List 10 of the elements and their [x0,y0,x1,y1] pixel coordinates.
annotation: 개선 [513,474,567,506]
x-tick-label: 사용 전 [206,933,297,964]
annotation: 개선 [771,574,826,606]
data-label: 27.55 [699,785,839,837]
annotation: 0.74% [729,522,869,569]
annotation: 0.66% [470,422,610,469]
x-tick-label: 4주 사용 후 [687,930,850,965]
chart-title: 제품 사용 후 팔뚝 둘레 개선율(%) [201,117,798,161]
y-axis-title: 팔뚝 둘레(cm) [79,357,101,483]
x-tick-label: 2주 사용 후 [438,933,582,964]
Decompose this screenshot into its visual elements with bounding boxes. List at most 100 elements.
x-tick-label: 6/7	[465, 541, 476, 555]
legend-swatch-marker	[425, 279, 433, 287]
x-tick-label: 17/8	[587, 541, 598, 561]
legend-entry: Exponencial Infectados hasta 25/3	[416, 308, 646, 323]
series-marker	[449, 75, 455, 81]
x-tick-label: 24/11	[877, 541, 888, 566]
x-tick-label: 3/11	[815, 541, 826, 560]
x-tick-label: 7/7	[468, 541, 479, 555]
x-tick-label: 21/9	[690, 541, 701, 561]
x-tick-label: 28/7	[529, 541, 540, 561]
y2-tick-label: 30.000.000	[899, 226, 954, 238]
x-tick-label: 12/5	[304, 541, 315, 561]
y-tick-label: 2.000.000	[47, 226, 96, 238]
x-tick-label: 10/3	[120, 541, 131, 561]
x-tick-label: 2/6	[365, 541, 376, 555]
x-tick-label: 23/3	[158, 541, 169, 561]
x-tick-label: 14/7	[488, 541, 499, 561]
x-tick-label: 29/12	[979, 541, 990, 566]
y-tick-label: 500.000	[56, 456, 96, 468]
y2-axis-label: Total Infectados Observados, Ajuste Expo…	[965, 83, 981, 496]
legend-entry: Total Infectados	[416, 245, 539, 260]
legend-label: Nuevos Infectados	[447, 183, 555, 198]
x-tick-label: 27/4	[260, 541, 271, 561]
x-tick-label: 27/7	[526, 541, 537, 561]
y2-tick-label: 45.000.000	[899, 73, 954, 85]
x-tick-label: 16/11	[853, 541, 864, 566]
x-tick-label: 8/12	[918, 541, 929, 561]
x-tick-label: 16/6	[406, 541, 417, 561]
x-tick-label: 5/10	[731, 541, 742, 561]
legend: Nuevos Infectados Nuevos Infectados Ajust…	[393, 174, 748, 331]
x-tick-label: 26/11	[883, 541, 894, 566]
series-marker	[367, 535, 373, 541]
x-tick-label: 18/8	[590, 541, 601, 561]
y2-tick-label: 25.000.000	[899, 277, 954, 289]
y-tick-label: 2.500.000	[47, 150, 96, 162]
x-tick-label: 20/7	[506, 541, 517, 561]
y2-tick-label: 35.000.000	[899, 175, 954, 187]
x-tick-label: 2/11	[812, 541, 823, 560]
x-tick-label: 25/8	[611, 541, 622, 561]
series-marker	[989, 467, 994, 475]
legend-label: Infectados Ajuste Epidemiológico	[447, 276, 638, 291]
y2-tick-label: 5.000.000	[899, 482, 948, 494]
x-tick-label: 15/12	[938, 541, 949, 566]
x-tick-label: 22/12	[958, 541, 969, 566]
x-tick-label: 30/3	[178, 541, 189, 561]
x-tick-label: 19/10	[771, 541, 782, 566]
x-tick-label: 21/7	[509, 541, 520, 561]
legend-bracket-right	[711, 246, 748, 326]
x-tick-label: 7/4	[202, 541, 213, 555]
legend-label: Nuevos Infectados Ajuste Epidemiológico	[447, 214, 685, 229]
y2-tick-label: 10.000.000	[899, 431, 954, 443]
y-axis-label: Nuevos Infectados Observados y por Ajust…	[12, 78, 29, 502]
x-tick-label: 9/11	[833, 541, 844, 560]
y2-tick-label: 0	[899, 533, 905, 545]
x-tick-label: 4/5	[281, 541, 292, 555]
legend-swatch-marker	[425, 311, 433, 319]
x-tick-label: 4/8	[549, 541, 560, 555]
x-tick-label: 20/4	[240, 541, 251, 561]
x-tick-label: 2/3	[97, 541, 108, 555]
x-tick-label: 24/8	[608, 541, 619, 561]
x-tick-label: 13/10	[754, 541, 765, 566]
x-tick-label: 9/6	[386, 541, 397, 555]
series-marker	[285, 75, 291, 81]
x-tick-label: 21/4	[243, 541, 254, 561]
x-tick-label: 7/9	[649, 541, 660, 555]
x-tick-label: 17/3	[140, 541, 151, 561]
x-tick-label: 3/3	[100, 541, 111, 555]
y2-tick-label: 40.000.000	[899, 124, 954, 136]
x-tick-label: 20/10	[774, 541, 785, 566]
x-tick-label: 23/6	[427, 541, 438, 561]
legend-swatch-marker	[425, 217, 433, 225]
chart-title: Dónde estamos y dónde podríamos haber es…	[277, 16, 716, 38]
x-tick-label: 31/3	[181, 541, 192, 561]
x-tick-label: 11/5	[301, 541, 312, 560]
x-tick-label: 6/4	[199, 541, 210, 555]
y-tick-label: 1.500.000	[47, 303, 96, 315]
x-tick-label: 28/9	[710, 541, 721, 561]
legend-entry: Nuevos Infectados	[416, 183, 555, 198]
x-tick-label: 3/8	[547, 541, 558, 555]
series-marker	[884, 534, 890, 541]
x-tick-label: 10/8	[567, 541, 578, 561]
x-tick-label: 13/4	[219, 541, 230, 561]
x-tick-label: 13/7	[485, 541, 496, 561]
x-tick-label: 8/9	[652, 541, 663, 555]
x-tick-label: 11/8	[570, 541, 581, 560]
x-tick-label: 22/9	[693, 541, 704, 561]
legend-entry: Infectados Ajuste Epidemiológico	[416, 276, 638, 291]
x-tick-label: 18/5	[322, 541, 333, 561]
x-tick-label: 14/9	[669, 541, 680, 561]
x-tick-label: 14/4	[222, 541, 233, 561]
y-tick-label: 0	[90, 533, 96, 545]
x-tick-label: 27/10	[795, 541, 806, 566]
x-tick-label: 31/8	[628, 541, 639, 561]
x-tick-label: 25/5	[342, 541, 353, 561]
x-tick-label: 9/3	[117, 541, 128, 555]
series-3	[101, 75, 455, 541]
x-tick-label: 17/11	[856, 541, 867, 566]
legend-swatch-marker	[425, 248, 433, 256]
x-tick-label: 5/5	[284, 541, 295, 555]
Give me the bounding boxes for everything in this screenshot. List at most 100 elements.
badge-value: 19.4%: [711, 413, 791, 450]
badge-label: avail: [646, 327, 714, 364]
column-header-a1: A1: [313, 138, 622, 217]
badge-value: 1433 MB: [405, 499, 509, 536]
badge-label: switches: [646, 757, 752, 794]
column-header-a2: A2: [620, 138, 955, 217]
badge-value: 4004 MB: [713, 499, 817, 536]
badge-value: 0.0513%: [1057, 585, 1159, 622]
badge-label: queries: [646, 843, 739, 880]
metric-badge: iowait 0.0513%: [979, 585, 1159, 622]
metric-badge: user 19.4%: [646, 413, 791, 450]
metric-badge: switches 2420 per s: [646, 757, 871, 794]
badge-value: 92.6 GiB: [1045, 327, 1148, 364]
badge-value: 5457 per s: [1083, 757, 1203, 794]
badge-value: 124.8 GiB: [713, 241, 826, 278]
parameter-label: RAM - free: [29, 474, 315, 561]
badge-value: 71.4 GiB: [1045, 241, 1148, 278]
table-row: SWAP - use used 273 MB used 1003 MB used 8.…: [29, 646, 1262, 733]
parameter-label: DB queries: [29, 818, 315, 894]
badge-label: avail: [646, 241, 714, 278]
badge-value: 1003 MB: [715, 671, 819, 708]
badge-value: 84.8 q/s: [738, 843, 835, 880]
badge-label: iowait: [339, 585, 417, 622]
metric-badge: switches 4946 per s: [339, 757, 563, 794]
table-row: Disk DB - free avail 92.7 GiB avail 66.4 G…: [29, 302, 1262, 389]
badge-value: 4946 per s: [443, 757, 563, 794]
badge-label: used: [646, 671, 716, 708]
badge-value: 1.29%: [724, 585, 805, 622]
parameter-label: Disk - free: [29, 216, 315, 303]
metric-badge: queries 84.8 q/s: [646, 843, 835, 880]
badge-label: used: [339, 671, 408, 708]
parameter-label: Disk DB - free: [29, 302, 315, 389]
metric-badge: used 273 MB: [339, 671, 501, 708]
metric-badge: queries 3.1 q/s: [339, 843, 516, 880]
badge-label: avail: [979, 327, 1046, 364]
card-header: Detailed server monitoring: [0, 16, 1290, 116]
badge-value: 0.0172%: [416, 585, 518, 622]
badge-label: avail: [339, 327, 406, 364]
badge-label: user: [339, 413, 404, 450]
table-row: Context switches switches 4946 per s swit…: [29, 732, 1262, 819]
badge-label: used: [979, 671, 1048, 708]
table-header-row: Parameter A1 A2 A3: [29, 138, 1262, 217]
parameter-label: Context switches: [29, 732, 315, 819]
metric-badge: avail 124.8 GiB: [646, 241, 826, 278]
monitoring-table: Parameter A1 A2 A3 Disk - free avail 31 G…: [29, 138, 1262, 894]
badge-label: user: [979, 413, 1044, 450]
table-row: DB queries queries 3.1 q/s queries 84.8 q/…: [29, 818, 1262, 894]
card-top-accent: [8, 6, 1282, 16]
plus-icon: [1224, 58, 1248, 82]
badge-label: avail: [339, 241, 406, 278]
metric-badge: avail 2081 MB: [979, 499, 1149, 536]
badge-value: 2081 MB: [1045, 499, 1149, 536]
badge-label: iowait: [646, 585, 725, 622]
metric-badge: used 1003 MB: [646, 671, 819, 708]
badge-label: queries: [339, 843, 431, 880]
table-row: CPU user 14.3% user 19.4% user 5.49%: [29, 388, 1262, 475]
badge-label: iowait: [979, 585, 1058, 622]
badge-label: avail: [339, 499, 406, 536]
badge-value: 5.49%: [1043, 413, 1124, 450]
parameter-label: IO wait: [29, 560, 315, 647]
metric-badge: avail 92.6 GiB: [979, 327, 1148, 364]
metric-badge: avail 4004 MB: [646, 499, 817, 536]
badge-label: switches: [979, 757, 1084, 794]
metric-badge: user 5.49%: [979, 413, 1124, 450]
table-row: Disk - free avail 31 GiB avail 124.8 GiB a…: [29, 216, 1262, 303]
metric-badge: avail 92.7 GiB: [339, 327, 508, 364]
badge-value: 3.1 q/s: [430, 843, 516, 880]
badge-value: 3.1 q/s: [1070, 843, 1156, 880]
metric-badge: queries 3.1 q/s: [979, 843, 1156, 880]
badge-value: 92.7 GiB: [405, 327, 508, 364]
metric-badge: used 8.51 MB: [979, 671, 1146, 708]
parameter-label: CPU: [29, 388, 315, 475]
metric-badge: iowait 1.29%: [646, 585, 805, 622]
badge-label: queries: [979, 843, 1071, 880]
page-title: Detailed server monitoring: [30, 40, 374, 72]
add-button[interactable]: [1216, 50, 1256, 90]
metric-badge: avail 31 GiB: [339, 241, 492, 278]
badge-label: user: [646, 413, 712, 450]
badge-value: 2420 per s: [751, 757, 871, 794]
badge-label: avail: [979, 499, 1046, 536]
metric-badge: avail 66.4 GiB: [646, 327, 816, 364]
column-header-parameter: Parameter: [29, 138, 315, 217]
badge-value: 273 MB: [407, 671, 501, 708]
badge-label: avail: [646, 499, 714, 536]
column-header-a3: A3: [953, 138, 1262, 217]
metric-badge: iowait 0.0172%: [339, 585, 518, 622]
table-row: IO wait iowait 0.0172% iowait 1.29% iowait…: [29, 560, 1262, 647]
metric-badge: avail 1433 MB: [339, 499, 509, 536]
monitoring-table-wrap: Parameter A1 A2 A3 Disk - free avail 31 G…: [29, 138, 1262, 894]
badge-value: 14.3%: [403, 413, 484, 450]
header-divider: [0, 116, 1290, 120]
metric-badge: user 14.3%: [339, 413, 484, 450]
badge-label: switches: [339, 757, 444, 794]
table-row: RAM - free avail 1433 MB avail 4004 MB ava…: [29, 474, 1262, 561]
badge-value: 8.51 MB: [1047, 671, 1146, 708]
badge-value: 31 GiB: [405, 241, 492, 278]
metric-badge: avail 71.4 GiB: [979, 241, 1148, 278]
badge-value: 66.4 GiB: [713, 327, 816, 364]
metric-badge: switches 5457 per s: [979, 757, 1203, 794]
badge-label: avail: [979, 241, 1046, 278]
-.-.-
*Description of the task*
Copy out, word for word, every line from the first one through the line with "541, 540, 561]", including both.

*Expected answer*
List 10 of the elements and their [x0,y0,x1,y1] pixel coordinates.
annotation: 개선 [513,474,567,506]
x-tick-label: 사용 전 [206,933,297,964]
annotation: 개선 [771,574,826,606]
data-label: 27.55 [699,785,839,837]
annotation: 0.74% [729,522,869,569]
annotation: 0.66% [470,422,610,469]
x-tick-label: 4주 사용 후 [687,930,850,965]
chart-title: 제품 사용 후 팔뚝 둘레 개선율(%) [201,117,798,161]
y-axis-title: 팔뚝 둘레(cm) [79,357,101,483]
x-tick-label: 2주 사용 후 [438,933,582,964]
Decompose this screenshot into its visual elements with bounding boxes. List at most 100 elements.
x-tick-label: 6/7	[465, 541, 476, 555]
legend-swatch-marker	[425, 279, 433, 287]
x-tick-label: 17/8	[587, 541, 598, 561]
legend-entry: Exponencial Infectados hasta 25/3	[416, 308, 646, 323]
series-marker	[449, 75, 455, 81]
x-tick-label: 24/11	[877, 541, 888, 566]
x-tick-label: 3/11	[815, 541, 826, 560]
x-tick-label: 7/7	[468, 541, 479, 555]
x-tick-label: 21/9	[690, 541, 701, 561]
x-tick-label: 28/7	[529, 541, 540, 561]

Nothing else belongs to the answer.